WORK TO DO
State only how many lines contain the string "Clarence".

"""

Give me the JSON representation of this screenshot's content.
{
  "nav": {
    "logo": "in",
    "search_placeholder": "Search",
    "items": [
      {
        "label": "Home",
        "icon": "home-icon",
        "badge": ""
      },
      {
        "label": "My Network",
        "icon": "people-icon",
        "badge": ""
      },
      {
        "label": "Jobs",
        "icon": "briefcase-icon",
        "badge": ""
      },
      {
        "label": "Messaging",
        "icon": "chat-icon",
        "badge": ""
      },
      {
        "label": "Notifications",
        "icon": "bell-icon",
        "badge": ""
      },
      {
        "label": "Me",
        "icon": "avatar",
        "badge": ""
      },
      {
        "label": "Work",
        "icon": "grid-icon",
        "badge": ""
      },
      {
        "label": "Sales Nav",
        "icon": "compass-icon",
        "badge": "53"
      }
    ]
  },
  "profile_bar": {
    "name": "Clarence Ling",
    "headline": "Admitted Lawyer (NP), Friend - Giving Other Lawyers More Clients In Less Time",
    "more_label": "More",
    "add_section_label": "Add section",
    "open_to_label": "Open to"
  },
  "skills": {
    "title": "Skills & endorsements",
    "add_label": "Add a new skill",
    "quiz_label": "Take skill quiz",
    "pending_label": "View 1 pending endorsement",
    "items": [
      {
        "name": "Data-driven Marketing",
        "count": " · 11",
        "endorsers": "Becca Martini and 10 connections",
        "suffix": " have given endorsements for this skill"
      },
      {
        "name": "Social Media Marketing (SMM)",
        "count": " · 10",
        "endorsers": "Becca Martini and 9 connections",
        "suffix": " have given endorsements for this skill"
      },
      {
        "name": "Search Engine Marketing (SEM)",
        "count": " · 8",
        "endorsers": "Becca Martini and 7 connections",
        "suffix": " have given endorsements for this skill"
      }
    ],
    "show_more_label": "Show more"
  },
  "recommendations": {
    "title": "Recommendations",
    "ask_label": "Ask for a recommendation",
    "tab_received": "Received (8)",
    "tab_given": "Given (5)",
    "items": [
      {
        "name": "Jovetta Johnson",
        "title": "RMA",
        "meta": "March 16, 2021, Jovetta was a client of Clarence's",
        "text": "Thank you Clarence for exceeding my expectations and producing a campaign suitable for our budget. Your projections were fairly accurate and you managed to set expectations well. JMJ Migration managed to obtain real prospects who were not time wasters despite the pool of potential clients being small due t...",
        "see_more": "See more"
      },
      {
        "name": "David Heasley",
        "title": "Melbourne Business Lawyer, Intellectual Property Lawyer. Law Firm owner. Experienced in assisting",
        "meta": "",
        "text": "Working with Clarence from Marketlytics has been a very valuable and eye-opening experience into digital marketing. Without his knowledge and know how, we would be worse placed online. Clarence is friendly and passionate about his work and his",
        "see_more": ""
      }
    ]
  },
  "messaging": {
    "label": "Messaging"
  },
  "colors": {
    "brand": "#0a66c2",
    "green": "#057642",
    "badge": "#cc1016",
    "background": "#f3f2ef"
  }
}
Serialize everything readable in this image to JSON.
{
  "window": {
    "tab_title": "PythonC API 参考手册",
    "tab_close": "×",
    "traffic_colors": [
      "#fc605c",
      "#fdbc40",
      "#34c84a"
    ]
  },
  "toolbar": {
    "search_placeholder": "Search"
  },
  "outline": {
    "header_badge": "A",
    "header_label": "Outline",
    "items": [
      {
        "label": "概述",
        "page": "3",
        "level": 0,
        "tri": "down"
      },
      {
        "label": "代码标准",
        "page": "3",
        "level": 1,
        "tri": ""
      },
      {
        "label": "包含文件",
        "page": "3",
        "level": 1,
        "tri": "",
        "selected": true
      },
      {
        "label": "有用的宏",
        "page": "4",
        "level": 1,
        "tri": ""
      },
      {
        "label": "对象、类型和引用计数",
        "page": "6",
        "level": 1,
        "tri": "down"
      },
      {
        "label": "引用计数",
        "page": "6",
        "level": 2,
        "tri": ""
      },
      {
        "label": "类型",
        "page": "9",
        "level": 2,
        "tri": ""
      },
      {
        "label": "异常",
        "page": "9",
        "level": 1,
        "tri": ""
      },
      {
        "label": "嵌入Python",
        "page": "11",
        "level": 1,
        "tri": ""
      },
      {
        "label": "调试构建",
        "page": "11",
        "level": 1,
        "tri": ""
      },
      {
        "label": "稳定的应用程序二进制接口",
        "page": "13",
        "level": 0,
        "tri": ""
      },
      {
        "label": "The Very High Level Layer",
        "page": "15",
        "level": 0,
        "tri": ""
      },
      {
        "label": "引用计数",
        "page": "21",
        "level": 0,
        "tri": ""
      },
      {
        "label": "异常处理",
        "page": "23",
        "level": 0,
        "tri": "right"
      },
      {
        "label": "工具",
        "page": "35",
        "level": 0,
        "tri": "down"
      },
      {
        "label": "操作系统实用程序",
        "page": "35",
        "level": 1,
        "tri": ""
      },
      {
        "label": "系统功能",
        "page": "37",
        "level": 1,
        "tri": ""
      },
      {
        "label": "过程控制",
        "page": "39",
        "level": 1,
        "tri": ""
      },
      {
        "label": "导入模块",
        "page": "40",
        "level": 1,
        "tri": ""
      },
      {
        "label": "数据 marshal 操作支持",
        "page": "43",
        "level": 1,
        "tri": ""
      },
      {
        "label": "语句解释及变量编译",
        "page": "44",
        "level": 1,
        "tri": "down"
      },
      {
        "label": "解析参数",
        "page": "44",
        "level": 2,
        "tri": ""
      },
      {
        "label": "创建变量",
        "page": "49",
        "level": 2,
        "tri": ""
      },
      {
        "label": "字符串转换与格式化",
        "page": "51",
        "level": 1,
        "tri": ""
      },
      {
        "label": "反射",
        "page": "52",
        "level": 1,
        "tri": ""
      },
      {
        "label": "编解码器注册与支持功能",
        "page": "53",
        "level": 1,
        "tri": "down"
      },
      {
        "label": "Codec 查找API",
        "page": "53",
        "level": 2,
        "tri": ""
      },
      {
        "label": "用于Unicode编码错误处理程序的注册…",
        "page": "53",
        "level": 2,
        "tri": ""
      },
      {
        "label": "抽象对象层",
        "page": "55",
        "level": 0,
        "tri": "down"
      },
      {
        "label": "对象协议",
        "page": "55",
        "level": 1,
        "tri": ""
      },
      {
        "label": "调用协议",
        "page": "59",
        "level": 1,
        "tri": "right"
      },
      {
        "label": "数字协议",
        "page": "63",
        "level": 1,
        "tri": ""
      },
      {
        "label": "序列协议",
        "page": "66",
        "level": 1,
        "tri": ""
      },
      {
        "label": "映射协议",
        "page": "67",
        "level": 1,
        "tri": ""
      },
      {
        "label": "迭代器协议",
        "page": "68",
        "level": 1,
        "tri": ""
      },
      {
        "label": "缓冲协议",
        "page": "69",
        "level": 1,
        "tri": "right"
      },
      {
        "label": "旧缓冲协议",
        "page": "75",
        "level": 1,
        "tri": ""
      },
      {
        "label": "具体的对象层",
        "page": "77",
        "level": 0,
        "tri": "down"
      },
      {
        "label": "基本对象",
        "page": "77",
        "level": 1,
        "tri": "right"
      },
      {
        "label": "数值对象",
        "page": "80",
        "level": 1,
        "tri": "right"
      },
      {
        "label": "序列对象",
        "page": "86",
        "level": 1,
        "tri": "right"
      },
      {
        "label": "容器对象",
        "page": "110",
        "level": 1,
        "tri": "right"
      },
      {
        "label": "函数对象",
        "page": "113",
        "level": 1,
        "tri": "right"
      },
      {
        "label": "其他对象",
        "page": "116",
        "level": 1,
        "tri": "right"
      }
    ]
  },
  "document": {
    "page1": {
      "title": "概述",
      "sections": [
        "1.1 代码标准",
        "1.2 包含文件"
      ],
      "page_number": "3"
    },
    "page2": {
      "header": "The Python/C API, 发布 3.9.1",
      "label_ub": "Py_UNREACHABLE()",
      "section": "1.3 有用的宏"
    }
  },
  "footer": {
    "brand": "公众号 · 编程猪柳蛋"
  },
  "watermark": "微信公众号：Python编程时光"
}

"""

REPLY TO THE EXERCISE
4